What you have to do
Pick out and copy every line below that has the word "Этапы".

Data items
╔══
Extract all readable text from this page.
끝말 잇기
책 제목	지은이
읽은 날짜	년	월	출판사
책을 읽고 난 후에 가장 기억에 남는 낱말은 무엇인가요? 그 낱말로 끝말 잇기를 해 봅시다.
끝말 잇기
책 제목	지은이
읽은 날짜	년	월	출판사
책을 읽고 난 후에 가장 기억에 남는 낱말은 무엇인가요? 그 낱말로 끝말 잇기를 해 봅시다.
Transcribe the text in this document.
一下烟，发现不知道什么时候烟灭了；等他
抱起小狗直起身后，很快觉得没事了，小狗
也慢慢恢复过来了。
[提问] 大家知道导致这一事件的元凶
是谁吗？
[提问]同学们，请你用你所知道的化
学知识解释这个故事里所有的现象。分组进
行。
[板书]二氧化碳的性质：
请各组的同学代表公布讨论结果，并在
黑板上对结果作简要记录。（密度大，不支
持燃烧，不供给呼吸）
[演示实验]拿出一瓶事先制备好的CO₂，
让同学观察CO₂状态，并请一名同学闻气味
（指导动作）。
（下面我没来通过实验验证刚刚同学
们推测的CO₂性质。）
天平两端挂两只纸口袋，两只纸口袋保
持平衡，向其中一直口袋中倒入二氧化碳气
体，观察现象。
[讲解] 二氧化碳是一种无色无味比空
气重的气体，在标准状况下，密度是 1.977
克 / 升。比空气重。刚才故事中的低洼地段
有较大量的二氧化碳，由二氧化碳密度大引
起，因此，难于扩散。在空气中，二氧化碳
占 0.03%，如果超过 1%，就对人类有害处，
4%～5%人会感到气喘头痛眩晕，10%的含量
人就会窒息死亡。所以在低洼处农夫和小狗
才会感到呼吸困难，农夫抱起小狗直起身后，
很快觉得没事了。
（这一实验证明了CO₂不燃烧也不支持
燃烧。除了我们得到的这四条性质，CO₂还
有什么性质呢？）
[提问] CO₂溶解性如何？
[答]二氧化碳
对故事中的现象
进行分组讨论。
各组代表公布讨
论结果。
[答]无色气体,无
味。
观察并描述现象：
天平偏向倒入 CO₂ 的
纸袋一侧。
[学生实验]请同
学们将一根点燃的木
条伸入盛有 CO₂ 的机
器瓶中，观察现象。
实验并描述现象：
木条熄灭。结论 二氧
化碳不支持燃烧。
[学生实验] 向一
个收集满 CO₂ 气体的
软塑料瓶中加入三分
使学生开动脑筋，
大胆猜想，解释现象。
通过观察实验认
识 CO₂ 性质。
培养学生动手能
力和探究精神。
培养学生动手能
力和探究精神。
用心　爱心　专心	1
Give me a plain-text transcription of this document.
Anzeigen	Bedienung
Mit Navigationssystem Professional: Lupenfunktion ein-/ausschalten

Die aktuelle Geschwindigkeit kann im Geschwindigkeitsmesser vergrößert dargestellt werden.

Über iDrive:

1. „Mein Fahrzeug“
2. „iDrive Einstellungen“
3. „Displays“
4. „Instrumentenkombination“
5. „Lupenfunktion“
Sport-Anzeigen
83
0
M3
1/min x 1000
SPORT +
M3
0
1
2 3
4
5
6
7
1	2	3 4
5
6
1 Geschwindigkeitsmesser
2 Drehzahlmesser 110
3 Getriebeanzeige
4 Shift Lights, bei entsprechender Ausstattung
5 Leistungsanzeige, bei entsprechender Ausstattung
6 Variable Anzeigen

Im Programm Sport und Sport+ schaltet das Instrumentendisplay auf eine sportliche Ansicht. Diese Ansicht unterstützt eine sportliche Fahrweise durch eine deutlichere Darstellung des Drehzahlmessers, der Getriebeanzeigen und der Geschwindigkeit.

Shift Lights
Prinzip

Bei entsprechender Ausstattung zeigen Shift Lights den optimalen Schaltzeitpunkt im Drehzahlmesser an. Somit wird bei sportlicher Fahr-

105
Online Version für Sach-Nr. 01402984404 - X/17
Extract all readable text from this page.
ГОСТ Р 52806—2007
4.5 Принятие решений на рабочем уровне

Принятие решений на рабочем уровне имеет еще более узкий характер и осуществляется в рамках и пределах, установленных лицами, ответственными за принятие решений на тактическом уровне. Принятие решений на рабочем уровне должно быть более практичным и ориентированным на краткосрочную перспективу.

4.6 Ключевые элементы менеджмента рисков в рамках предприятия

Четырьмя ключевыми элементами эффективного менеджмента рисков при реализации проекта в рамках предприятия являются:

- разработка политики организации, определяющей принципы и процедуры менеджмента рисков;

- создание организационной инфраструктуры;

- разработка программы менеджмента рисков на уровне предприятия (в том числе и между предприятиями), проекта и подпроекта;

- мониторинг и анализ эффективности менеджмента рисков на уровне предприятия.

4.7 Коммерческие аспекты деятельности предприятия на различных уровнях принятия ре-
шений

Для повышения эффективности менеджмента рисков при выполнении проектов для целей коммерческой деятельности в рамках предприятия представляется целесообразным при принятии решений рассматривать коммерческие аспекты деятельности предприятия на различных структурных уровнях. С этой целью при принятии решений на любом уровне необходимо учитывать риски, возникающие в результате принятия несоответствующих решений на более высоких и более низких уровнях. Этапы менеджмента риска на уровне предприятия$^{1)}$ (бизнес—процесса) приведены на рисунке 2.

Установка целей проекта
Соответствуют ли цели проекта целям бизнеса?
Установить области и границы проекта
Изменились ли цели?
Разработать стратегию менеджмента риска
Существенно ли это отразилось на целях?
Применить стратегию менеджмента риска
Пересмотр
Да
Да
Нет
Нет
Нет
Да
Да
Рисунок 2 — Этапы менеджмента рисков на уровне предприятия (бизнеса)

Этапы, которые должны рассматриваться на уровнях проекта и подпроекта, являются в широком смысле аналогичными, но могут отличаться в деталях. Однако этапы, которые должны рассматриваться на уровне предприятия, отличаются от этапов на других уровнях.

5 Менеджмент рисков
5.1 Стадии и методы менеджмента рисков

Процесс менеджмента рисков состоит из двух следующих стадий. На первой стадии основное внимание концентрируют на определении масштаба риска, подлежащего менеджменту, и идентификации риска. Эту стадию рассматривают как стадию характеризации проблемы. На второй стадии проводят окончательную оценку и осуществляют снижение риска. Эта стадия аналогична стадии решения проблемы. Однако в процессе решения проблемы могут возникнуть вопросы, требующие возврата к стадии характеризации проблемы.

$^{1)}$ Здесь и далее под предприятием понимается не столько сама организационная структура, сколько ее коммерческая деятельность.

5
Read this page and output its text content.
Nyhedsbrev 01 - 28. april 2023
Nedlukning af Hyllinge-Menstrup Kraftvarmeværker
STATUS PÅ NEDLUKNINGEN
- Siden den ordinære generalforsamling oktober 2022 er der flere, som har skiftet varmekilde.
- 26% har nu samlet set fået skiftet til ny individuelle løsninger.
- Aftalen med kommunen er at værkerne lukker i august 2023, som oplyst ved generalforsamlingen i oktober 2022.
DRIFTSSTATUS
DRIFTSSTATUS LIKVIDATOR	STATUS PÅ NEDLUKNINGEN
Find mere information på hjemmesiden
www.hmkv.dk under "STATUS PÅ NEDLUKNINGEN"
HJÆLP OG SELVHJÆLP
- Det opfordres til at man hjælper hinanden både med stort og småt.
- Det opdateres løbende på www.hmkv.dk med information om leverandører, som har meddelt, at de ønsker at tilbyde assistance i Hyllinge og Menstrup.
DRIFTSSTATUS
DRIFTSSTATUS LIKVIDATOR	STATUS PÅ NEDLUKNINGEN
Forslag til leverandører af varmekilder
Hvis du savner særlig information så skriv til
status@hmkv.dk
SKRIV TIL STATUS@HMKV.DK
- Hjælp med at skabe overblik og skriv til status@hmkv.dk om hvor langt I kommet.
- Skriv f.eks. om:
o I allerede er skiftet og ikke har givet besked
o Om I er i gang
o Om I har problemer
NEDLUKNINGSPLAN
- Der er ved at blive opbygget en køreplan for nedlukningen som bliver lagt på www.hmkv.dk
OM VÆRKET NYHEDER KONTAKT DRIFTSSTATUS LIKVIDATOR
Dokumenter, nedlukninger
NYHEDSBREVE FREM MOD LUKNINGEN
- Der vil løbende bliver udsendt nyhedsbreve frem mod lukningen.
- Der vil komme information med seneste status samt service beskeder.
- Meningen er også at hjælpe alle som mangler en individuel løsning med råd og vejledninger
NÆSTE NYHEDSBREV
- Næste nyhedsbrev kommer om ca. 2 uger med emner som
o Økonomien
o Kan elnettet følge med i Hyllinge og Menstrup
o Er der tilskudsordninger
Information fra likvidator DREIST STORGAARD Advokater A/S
╚══
Final result
Для повышения эффективности менеджмента рисков при выполнении проектов для целей коммерческой деятельности в рамках предприятия представляется целесообразным при принятии решений рассматривать коммерческие аспекты деятельности предприятия на различных структурных уровнях. С этой целью при принятии решений на любом уровне необходимо учитывать риски, возникающие в результате принятия несоответствующих решений на более высоких и более низких уровнях. Этапы менеджмента риска на уровне предприятия$^{1)}$ (бизнес—процесса) приведены на рисунке 2.
Рисунок 2 — Этапы менеджмента рисков на уровне предприятия (бизнеса)
Этапы, которые должны рассматриваться на уровнях проекта и подпроекта, являются в широком смысле аналогичными, но могут отличаться в деталях. Однако этапы, которые должны рассматриваться на уровне предприятия, отличаются от этапов на других уровнях.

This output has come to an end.